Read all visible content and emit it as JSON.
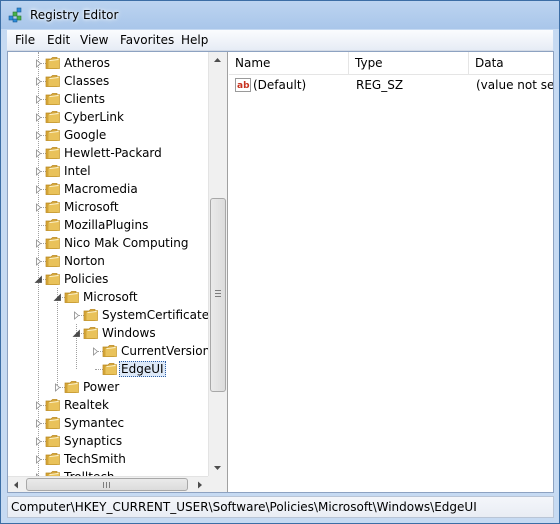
{
  "window": {
    "title": "Registry Editor"
  },
  "menu": [
    "File",
    "Edit",
    "View",
    "Favorites",
    "Help"
  ],
  "tree": [
    {
      "label": "Atheros",
      "depth": 0,
      "expander": "collapsed"
    },
    {
      "label": "Classes",
      "depth": 0,
      "expander": "collapsed"
    },
    {
      "label": "Clients",
      "depth": 0,
      "expander": "collapsed"
    },
    {
      "label": "CyberLink",
      "depth": 0,
      "expander": "collapsed"
    },
    {
      "label": "Google",
      "depth": 0,
      "expander": "collapsed"
    },
    {
      "label": "Hewlett-Packard",
      "depth": 0,
      "expander": "collapsed"
    },
    {
      "label": "Intel",
      "depth": 0,
      "expander": "collapsed"
    },
    {
      "label": "Macromedia",
      "depth": 0,
      "expander": "collapsed"
    },
    {
      "label": "Microsoft",
      "depth": 0,
      "expander": "collapsed"
    },
    {
      "label": "MozillaPlugins",
      "depth": 0,
      "expander": "none"
    },
    {
      "label": "Nico Mak Computing",
      "depth": 0,
      "expander": "collapsed"
    },
    {
      "label": "Norton",
      "depth": 0,
      "expander": "collapsed"
    },
    {
      "label": "Policies",
      "depth": 0,
      "expander": "expanded"
    },
    {
      "label": "Microsoft",
      "depth": 1,
      "expander": "expanded"
    },
    {
      "label": "SystemCertificates",
      "depth": 2,
      "expander": "collapsed"
    },
    {
      "label": "Windows",
      "depth": 2,
      "expander": "expanded"
    },
    {
      "label": "CurrentVersion",
      "depth": 3,
      "expander": "collapsed"
    },
    {
      "label": "EdgeUI",
      "depth": 3,
      "expander": "none",
      "selected": true
    },
    {
      "label": "Power",
      "depth": 1,
      "expander": "collapsed"
    },
    {
      "label": "Realtek",
      "depth": 0,
      "expander": "collapsed"
    },
    {
      "label": "Symantec",
      "depth": 0,
      "expander": "collapsed"
    },
    {
      "label": "Synaptics",
      "depth": 0,
      "expander": "collapsed"
    },
    {
      "label": "TechSmith",
      "depth": 0,
      "expander": "collapsed"
    },
    {
      "label": "Trolltech",
      "depth": 0,
      "expander": "collapsed"
    }
  ],
  "list": {
    "columns": [
      "Name",
      "Type",
      "Data"
    ],
    "rows": [
      {
        "icon": "string-value-icon",
        "name": "(Default)",
        "type": "REG_SZ",
        "data": "(value not set)"
      }
    ]
  },
  "status": {
    "path": "Computer\\HKEY_CURRENT_USER\\Software\\Policies\\Microsoft\\Windows\\EdgeUI"
  },
  "colors": {
    "folder": "#e9c25a",
    "selection": "#dde9f8",
    "title_bar": "#a9c6ea"
  }
}
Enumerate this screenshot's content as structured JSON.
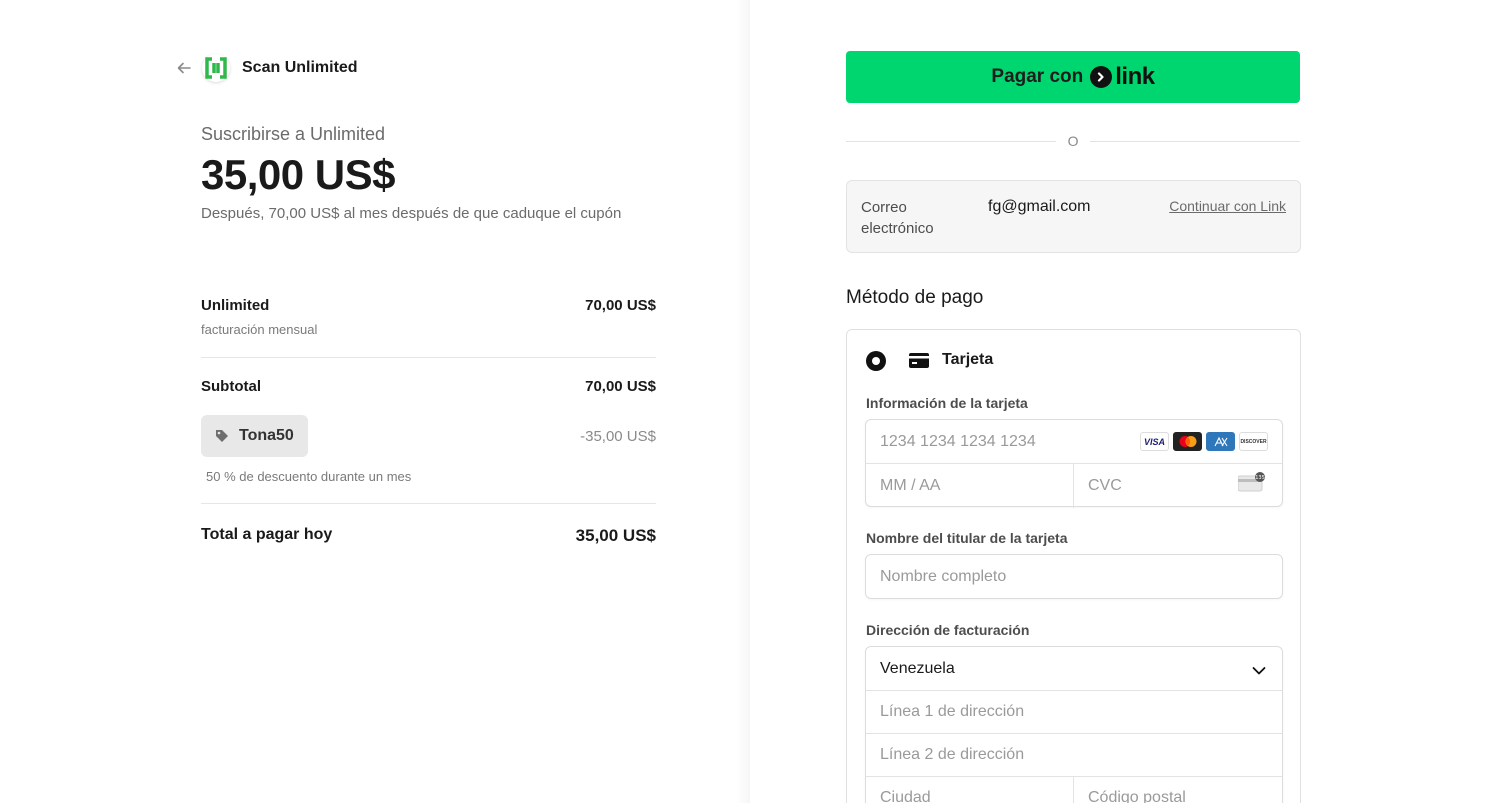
{
  "header": {
    "brand": "Scan Unlimited"
  },
  "summary": {
    "subscribe_label": "Suscribirse a Unlimited",
    "amount": "35,00 US$",
    "after_note": "Después, 70,00 US$ al mes después de que caduque el cupón"
  },
  "line_item": {
    "name": "Unlimited",
    "billing": "facturación mensual",
    "price": "70,00 US$"
  },
  "subtotal": {
    "label": "Subtotal",
    "value": "70,00 US$"
  },
  "coupon": {
    "code": "Tona50",
    "discount": "-35,00 US$",
    "description": "50 % de descuento durante un mes"
  },
  "total": {
    "label": "Total a pagar hoy",
    "value": "35,00 US$"
  },
  "link_button": {
    "prefix": "Pagar con",
    "brand": "link"
  },
  "separator": "O",
  "email": {
    "label": "Correo electrónico",
    "value": "fg@gmail.com",
    "link": "Continuar con Link"
  },
  "payment_method": {
    "title": "Método de pago",
    "option": "Tarjeta",
    "card_info_label": "Información de la tarjeta",
    "card_number_placeholder": "1234 1234 1234 1234",
    "expiry_placeholder": "MM / AA",
    "cvc_placeholder": "CVC",
    "card_brands": [
      "VISA",
      "mastercard",
      "amex",
      "DISCOVER"
    ],
    "cardholder_label": "Nombre del titular de la tarjeta",
    "cardholder_placeholder": "Nombre completo",
    "billing_label": "Dirección de facturación",
    "country": "Venezuela",
    "address1_placeholder": "Línea 1 de dirección",
    "address2_placeholder": "Línea 2 de dirección",
    "city_placeholder": "Ciudad",
    "postal_placeholder": "Código postal"
  },
  "colors": {
    "link_green": "#00d66f",
    "logo_green": "#2fb84c"
  }
}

■ Aim of the exercise:
Skip every picture and transcribe the data above exactly.

■ Solution to this task:
Read all visible content and emit it as JSON.
{
  "window": {
    "title": "Registry Editor"
  },
  "menu": [
    "File",
    "Edit",
    "View",
    "Favorites",
    "Help"
  ],
  "tree": [
    {
      "label": "Atheros",
      "depth": 0,
      "expander": "collapsed"
    },
    {
      "label": "Classes",
      "depth": 0,
      "expander": "collapsed"
    },
    {
      "label": "Clients",
      "depth": 0,
      "expander": "collapsed"
    },
    {
      "label": "CyberLink",
      "depth": 0,
      "expander": "collapsed"
    },
    {
      "label": "Google",
      "depth": 0,
      "expander": "collapsed"
    },
    {
      "label": "Hewlett-Packard",
      "depth": 0,
      "expander": "collapsed"
    },
    {
      "label": "Intel",
      "depth": 0,
      "expander": "collapsed"
    },
    {
      "label": "Macromedia",
      "depth": 0,
      "expander": "collapsed"
    },
    {
      "label": "Microsoft",
      "depth": 0,
      "expander": "collapsed"
    },
    {
      "label": "MozillaPlugins",
      "depth": 0,
      "expander": "none"
    },
    {
      "label": "Nico Mak Computing",
      "depth": 0,
      "expander": "collapsed"
    },
    {
      "label": "Norton",
      "depth": 0,
      "expander": "collapsed"
    },
    {
      "label": "Policies",
      "depth": 0,
      "expander": "expanded"
    },
    {
      "label": "Microsoft",
      "depth": 1,
      "expander": "expanded"
    },
    {
      "label": "SystemCertificates",
      "depth": 2,
      "expander": "collapsed"
    },
    {
      "label": "Windows",
      "depth": 2,
      "expander": "expanded"
    },
    {
      "label": "CurrentVersion",
      "depth": 3,
      "expander": "collapsed"
    },
    {
      "label": "EdgeUI",
      "depth": 3,
      "expander": "none",
      "selected": true
    },
    {
      "label": "Power",
      "depth": 1,
      "expander": "collapsed"
    },
    {
      "label": "Realtek",
      "depth": 0,
      "expander": "collapsed"
    },
    {
      "label": "Symantec",
      "depth": 0,
      "expander": "collapsed"
    },
    {
      "label": "Synaptics",
      "depth": 0,
      "expander": "collapsed"
    },
    {
      "label": "TechSmith",
      "depth": 0,
      "expander": "collapsed"
    },
    {
      "label": "Trolltech",
      "depth": 0,
      "expander": "collapsed"
    }
  ],
  "list": {
    "columns": [
      "Name",
      "Type",
      "Data"
    ],
    "rows": [
      {
        "icon": "string-value-icon",
        "name": "(Default)",
        "type": "REG_SZ",
        "data": "(value not set)"
      }
    ]
  },
  "status": {
    "path": "Computer\\HKEY_CURRENT_USER\\Software\\Policies\\Microsoft\\Windows\\EdgeUI"
  },
  "colors": {
    "folder": "#e9c25a",
    "selection": "#dde9f8",
    "title_bar": "#a9c6ea"
  }
}
Enumerate this screenshot's content as structured JSON.
{
  "header": {
    "brand": "Scan Unlimited"
  },
  "summary": {
    "subscribe_label": "Suscribirse a Unlimited",
    "amount": "35,00 US$",
    "after_note": "Después, 70,00 US$ al mes después de que caduque el cupón"
  },
  "line_item": {
    "name": "Unlimited",
    "billing": "facturación mensual",
    "price": "70,00 US$"
  },
  "subtotal": {
    "label": "Subtotal",
    "value": "70,00 US$"
  },
  "coupon": {
    "code": "Tona50",
    "discount": "-35,00 US$",
    "description": "50 % de descuento durante un mes"
  },
  "total": {
    "label": "Total a pagar hoy",
    "value": "35,00 US$"
  },
  "link_button": {
    "prefix": "Pagar con",
    "brand": "link"
  },
  "separator": "O",
  "email": {
    "label": "Correo electrónico",
    "value": "fg@gmail.com",
    "link": "Continuar con Link"
  },
  "payment_method": {
    "title": "Método de pago",
    "option": "Tarjeta",
    "card_info_label": "Información de la tarjeta",
    "card_number_placeholder": "1234 1234 1234 1234",
    "expiry_placeholder": "MM / AA",
    "cvc_placeholder": "CVC",
    "card_brands": [
      "VISA",
      "mastercard",
      "amex",
      "DISCOVER"
    ],
    "cardholder_label": "Nombre del titular de la tarjeta",
    "cardholder_placeholder": "Nombre completo",
    "billing_label": "Dirección de facturación",
    "country": "Venezuela",
    "address1_placeholder": "Línea 1 de dirección",
    "address2_placeholder": "Línea 2 de dirección",
    "city_placeholder": "Ciudad",
    "postal_placeholder": "Código postal"
  },
  "colors": {
    "link_green": "#00d66f",
    "logo_green": "#2fb84c"
  }
}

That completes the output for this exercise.